[Extracted records]
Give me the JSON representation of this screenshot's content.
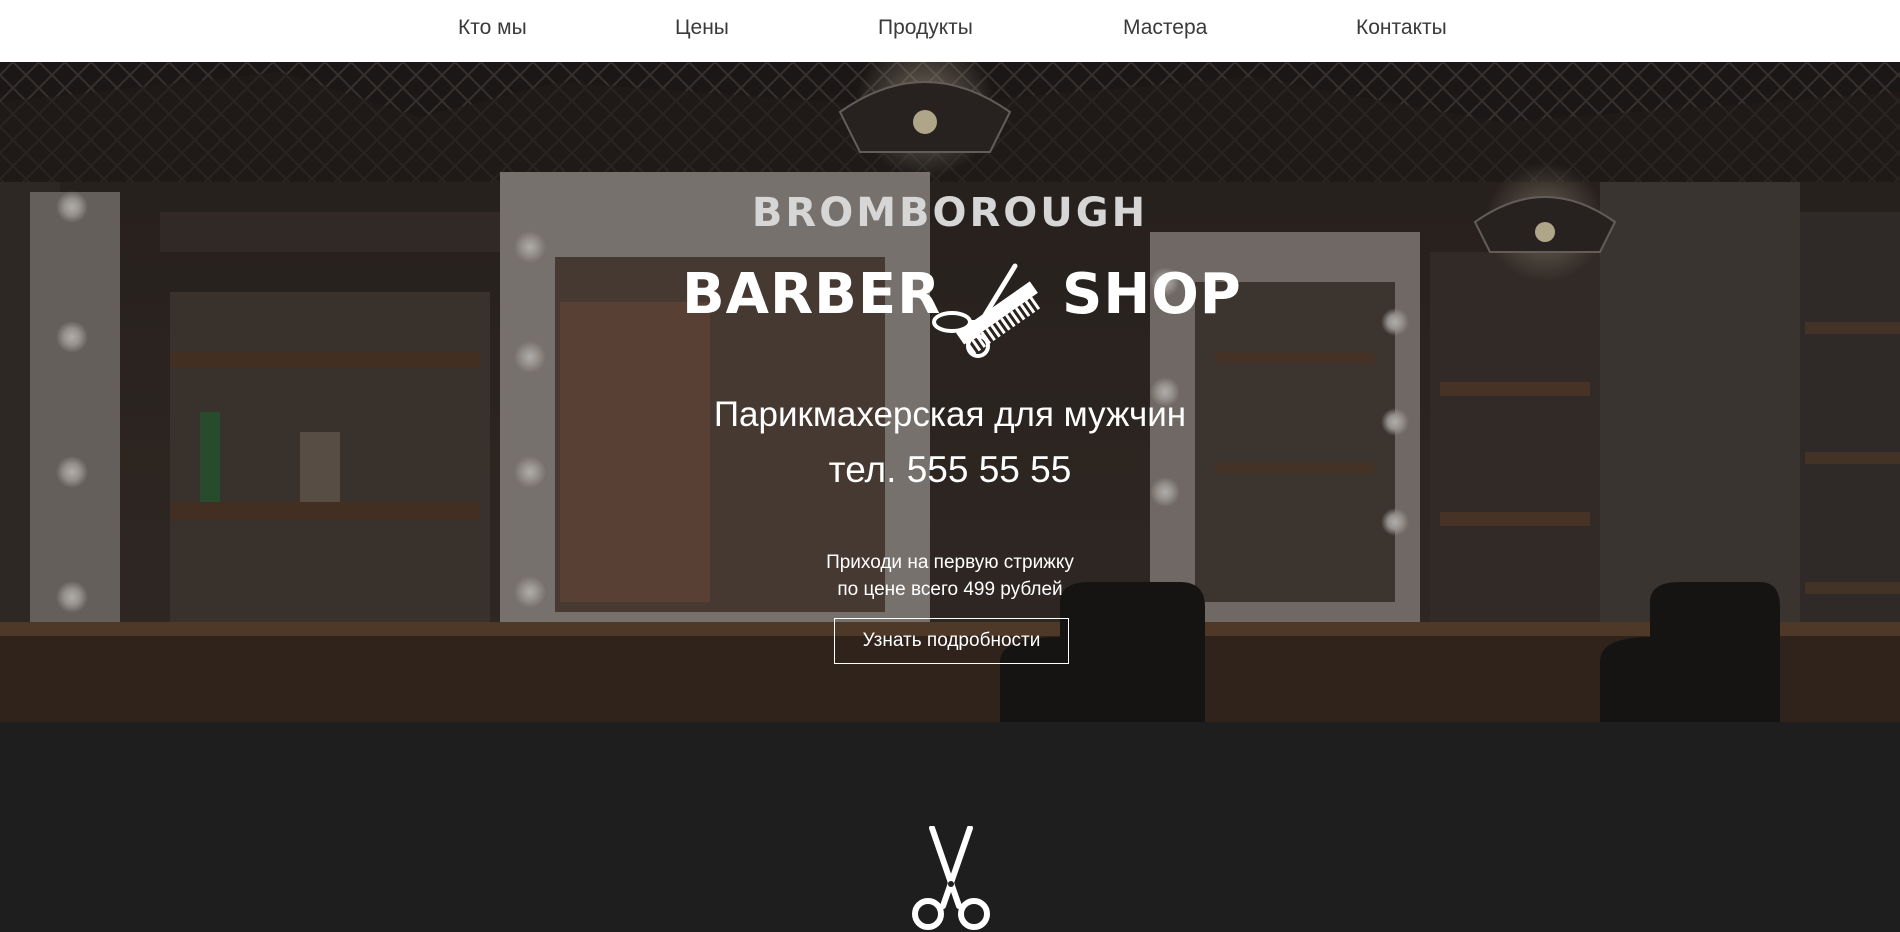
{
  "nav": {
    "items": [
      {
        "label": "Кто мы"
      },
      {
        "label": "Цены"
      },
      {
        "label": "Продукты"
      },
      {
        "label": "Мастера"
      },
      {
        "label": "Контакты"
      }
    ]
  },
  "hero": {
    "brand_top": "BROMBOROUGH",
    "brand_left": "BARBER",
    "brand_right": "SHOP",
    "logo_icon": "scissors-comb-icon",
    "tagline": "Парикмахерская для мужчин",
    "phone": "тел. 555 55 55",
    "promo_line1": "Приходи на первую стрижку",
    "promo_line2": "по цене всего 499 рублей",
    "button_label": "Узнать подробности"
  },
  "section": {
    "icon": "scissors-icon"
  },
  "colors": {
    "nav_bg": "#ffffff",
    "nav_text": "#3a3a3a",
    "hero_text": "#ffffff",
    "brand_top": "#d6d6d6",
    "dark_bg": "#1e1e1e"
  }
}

◆ **TASK DESCRIPTION**: Omitting all images, retype each line of the records precisely.

◆ **EXERCISE ANSWER**:
Give me the JSON representation of this screenshot's content.
{
  "nav": {
    "items": [
      {
        "label": "Кто мы"
      },
      {
        "label": "Цены"
      },
      {
        "label": "Продукты"
      },
      {
        "label": "Мастера"
      },
      {
        "label": "Контакты"
      }
    ]
  },
  "hero": {
    "brand_top": "BROMBOROUGH",
    "brand_left": "BARBER",
    "brand_right": "SHOP",
    "logo_icon": "scissors-comb-icon",
    "tagline": "Парикмахерская для мужчин",
    "phone": "тел. 555 55 55",
    "promo_line1": "Приходи на первую стрижку",
    "promo_line2": "по цене всего 499 рублей",
    "button_label": "Узнать подробности"
  },
  "section": {
    "icon": "scissors-icon"
  },
  "colors": {
    "nav_bg": "#ffffff",
    "nav_text": "#3a3a3a",
    "hero_text": "#ffffff",
    "brand_top": "#d6d6d6",
    "dark_bg": "#1e1e1e"
  }
}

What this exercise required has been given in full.